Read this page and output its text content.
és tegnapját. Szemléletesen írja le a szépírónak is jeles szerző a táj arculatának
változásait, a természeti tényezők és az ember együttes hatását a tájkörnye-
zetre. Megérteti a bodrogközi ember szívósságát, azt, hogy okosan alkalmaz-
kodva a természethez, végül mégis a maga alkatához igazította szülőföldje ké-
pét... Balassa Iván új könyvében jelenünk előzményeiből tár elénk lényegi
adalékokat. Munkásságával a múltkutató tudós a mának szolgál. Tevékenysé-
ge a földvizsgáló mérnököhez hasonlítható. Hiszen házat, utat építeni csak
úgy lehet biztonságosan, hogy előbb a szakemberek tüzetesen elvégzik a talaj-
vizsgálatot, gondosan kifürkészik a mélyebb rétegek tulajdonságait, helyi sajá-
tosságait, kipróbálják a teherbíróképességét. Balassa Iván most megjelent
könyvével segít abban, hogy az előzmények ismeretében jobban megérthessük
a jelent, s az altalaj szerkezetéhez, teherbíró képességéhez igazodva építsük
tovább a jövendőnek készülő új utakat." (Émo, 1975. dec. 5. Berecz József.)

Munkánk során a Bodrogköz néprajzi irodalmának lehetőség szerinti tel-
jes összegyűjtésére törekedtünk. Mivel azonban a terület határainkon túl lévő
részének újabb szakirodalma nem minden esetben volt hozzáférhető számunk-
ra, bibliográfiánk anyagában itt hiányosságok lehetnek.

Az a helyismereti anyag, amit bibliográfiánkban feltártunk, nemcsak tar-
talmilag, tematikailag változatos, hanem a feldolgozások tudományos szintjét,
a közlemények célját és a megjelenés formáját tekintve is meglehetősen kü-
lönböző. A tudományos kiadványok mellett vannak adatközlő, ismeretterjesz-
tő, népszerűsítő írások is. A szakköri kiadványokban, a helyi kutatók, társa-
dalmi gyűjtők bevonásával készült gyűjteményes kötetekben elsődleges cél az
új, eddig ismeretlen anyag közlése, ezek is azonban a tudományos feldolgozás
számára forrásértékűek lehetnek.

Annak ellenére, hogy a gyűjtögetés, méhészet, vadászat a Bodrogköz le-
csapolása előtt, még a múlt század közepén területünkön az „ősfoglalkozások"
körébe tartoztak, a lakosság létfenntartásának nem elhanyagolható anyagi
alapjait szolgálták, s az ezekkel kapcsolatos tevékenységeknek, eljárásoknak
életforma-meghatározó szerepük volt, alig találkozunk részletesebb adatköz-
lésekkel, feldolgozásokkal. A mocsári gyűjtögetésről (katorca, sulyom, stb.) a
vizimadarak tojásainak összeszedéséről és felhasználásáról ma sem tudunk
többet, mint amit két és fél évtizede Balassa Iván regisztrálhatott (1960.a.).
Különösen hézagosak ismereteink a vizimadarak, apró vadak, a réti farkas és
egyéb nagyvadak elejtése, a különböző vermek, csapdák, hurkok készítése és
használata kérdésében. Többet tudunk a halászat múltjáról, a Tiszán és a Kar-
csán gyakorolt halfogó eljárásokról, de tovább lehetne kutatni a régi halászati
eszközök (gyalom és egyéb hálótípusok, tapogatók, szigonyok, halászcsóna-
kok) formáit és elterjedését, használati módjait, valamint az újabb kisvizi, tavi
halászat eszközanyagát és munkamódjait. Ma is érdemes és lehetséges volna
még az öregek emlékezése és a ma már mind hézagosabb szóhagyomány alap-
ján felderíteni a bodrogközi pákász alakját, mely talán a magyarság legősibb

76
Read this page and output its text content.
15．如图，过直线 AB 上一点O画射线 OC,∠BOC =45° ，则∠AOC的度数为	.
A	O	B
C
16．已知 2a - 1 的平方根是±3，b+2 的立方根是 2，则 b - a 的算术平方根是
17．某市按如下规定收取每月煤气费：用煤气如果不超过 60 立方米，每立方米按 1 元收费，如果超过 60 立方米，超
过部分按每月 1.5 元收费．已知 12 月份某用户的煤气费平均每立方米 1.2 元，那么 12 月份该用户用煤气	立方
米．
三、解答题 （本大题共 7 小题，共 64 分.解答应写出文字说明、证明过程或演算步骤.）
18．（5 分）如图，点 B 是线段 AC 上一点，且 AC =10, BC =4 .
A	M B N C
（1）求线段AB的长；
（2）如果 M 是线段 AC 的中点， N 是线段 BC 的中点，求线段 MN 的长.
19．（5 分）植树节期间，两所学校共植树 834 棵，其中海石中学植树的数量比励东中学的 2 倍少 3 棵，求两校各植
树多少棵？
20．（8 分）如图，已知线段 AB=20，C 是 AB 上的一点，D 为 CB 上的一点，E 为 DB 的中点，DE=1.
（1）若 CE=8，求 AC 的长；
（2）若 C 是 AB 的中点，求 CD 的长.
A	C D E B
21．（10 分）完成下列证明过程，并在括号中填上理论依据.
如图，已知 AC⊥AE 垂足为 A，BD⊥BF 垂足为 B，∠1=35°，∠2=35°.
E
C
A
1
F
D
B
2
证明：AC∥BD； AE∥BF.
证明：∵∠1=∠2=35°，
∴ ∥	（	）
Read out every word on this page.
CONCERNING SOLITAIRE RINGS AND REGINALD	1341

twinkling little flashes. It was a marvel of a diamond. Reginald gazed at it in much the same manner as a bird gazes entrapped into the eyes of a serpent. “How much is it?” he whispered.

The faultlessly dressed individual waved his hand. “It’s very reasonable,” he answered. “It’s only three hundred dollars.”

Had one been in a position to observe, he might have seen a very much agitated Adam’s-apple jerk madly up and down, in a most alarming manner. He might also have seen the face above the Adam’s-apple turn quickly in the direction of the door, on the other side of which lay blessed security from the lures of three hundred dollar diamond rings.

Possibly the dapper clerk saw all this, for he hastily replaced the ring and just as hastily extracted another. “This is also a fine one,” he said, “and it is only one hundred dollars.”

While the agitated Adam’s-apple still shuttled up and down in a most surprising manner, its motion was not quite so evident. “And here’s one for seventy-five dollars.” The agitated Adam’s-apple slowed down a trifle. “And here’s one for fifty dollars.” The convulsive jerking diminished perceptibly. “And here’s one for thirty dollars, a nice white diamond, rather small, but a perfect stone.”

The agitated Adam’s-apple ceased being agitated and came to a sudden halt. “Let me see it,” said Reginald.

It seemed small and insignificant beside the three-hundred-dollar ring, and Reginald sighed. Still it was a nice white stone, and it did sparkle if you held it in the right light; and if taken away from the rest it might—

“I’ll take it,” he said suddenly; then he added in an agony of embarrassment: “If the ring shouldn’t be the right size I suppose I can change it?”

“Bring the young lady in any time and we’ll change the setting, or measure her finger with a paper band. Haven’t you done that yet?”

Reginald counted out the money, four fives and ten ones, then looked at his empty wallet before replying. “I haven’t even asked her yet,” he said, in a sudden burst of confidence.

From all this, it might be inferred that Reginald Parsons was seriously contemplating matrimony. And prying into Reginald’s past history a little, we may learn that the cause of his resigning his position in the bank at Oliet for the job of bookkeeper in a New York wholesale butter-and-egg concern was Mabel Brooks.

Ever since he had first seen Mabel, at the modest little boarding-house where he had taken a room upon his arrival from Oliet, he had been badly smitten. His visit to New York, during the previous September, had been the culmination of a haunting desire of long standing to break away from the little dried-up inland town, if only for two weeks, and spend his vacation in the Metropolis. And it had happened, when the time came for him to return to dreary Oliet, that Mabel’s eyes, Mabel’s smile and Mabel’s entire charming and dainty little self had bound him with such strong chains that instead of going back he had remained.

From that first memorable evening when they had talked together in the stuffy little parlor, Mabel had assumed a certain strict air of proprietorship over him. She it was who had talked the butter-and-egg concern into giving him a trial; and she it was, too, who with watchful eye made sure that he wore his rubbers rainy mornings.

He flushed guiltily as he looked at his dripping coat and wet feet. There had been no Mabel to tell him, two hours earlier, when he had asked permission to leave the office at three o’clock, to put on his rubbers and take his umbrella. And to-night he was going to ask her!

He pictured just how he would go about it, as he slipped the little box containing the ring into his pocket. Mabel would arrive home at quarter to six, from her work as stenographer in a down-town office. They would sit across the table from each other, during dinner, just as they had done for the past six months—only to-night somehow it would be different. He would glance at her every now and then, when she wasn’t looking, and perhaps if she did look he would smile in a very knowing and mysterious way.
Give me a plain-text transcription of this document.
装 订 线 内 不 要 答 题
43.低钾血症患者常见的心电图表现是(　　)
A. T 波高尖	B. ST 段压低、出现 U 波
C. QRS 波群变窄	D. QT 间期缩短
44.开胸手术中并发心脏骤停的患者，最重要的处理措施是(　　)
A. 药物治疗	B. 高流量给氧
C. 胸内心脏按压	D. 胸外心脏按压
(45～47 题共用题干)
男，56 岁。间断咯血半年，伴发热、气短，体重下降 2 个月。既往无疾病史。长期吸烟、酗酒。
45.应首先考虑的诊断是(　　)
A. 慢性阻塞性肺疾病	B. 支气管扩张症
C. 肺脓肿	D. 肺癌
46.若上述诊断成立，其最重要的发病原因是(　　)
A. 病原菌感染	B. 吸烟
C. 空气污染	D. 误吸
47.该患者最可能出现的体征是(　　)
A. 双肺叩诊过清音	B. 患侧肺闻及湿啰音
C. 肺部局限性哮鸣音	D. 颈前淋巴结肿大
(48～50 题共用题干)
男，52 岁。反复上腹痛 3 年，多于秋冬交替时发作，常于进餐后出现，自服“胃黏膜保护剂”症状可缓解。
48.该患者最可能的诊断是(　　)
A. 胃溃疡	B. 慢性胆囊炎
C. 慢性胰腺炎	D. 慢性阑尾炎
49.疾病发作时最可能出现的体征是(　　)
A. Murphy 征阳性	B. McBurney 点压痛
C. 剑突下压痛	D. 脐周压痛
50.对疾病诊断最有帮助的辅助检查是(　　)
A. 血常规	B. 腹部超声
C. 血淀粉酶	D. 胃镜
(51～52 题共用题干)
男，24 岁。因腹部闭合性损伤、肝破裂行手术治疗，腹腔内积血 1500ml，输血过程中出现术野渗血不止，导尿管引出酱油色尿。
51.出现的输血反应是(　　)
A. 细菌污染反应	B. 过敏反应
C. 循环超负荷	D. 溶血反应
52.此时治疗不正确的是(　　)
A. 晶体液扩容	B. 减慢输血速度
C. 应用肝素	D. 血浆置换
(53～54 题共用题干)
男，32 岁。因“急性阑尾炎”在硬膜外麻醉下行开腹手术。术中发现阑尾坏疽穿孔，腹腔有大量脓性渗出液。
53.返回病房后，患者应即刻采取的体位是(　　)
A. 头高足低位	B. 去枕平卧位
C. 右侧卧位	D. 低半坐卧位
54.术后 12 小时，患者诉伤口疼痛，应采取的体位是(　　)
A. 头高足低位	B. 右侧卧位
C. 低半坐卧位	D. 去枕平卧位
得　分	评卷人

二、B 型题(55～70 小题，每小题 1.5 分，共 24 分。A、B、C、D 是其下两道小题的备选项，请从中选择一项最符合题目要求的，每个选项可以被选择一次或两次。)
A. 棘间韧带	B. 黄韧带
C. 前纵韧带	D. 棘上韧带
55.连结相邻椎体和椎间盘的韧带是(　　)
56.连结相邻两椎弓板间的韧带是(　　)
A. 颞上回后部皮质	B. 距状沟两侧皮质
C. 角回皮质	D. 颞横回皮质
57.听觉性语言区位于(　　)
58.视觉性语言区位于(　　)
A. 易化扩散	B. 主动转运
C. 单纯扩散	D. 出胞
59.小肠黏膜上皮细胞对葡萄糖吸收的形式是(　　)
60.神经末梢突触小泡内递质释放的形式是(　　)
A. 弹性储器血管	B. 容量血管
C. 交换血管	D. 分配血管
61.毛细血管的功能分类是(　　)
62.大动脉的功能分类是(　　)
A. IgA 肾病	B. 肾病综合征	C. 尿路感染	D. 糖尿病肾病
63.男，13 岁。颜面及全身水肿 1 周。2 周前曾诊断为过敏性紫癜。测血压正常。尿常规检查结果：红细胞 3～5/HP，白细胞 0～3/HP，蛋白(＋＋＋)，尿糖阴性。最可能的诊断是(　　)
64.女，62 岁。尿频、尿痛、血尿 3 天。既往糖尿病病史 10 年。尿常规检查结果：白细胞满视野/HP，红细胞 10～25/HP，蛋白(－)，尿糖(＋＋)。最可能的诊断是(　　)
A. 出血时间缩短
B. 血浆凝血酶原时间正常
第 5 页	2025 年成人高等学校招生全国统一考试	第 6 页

What you are asked to do: Look above for every line with the word "vizimadarak" and copy it.

Answer to the exercise:
vizimadarak tojásainak összeszedéséről és felhasználásáról ma sem tudunk
Különösen hézagosak ismereteink a vizimadarak, apró vadak, a réti farkas és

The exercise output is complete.